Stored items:
========================================
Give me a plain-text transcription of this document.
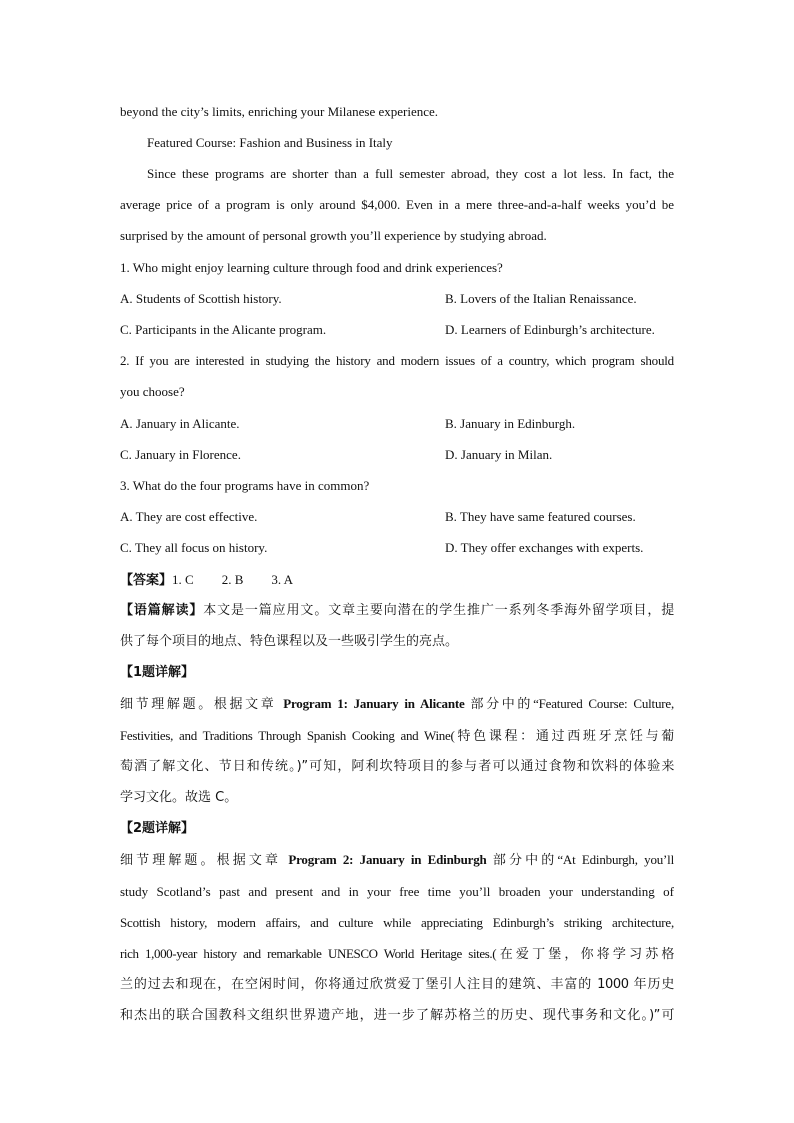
beyond the city’s limits, enriching your Milanese experience.
Featured Course: Fashion and Business in Italy
Since these programs are shorter than a full semester abroad, they cost a lot less. In fact, the
average price of a program is only around $4,000. Even in a mere three-and-a-half weeks you’d be
surprised by the amount of personal growth you’ll experience by studying abroad.
1. Who might enjoy learning culture through food and drink experiences?
A. Students of Scottish history.	B. Lovers of the Italian Renaissance.
C. Participants in the Alicante program.	D. Learners of Edinburgh’s architecture.
2. If you are interested in studying the history and modern issues of a country, which program should
you choose?
A. January in Alicante.	B. January in Edinburgh.
C. January in Florence.	D. January in Milan.
3. What do the four programs have in common?
A. They are cost effective.	B. They have same featured courses.
C. They all focus on history.	D. They offer exchanges with experts.
【答案】1. C 2. B 3. A
【语篇解读】本文是一篇应用文。文章主要向潜在的学生推广一系列冬季海外留学项目，提
供了每个项目的地点、特色课程以及一些吸引学生的亮点。
【1题详解】
细节理解题。根据文章 Program 1: January in Alicante 部分中的“Featured Course: Culture,
Festivities, and Traditions Through Spanish Cooking and Wine(特色课程：通过西班牙烹饪与葡
萄酒了解文化、节日和传统。)”可知，阿利坎特项目的参与者可以通过食物和饮料的体验来
学习文化。故选 C。
【2题详解】
细节理解题。根据文章 Program 2: January in Edinburgh 部分中的“At Edinburgh, you’ll
study Scotland’s past and present and in your free time you’ll broaden your understanding of
Scottish history, modern affairs, and culture while appreciating Edinburgh’s striking architecture,
rich 1,000-year history and remarkable UNESCO World Heritage sites.(在爱丁堡，你将学习苏格
兰的过去和现在，在空闲时间，你将通过欣赏爱丁堡引人注目的建筑、丰富的 1000 年历史
和杰出的联合国教科文组织世界遗产地，进一步了解苏格兰的历史、现代事务和文化。)”可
========================================
• **TASK OBJECTIVE**: Copy every record character for character. Skip the pictures.

• **SOLUTION BELOW**:
Give me a plain-text transcription of this document.
beyond the city’s limits, enriching your Milanese experience.
Featured Course: Fashion and Business in Italy
Since these programs are shorter than a full semester abroad, they cost a lot less. In fact, the
average price of a program is only around $4,000. Even in a mere three-and-a-half weeks you’d be
surprised by the amount of personal growth you’ll experience by studying abroad.
1. Who might enjoy learning culture through food and drink experiences?
A. Students of Scottish history.	B. Lovers of the Italian Renaissance.
C. Participants in the Alicante program.	D. Learners of Edinburgh’s architecture.
2. If you are interested in studying the history and modern issues of a country, which program should
you choose?
A. January in Alicante.	B. January in Edinburgh.
C. January in Florence.	D. January in Milan.
3. What do the four programs have in common?
A. They are cost effective.	B. They have same featured courses.
C. They all focus on history.	D. They offer exchanges with experts.
【答案】1. C 2. B 3. A
【语篇解读】本文是一篇应用文。文章主要向潜在的学生推广一系列冬季海外留学项目，提
供了每个项目的地点、特色课程以及一些吸引学生的亮点。
【1题详解】
细节理解题。根据文章 Program 1: January in Alicante 部分中的“Featured Course: Culture,
Festivities, and Traditions Through Spanish Cooking and Wine(特色课程：通过西班牙烹饪与葡
萄酒了解文化、节日和传统。)”可知，阿利坎特项目的参与者可以通过食物和饮料的体验来
学习文化。故选 C。
【2题详解】
细节理解题。根据文章 Program 2: January in Edinburgh 部分中的“At Edinburgh, you’ll
study Scotland’s past and present and in your free time you’ll broaden your understanding of
Scottish history, modern affairs, and culture while appreciating Edinburgh’s striking architecture,
rich 1,000-year history and remarkable UNESCO World Heritage sites.(在爱丁堡，你将学习苏格
兰的过去和现在，在空闲时间，你将通过欣赏爱丁堡引人注目的建筑、丰富的 1000 年历史
和杰出的联合国教科文组织世界遗产地，进一步了解苏格兰的历史、现代事务和文化。)”可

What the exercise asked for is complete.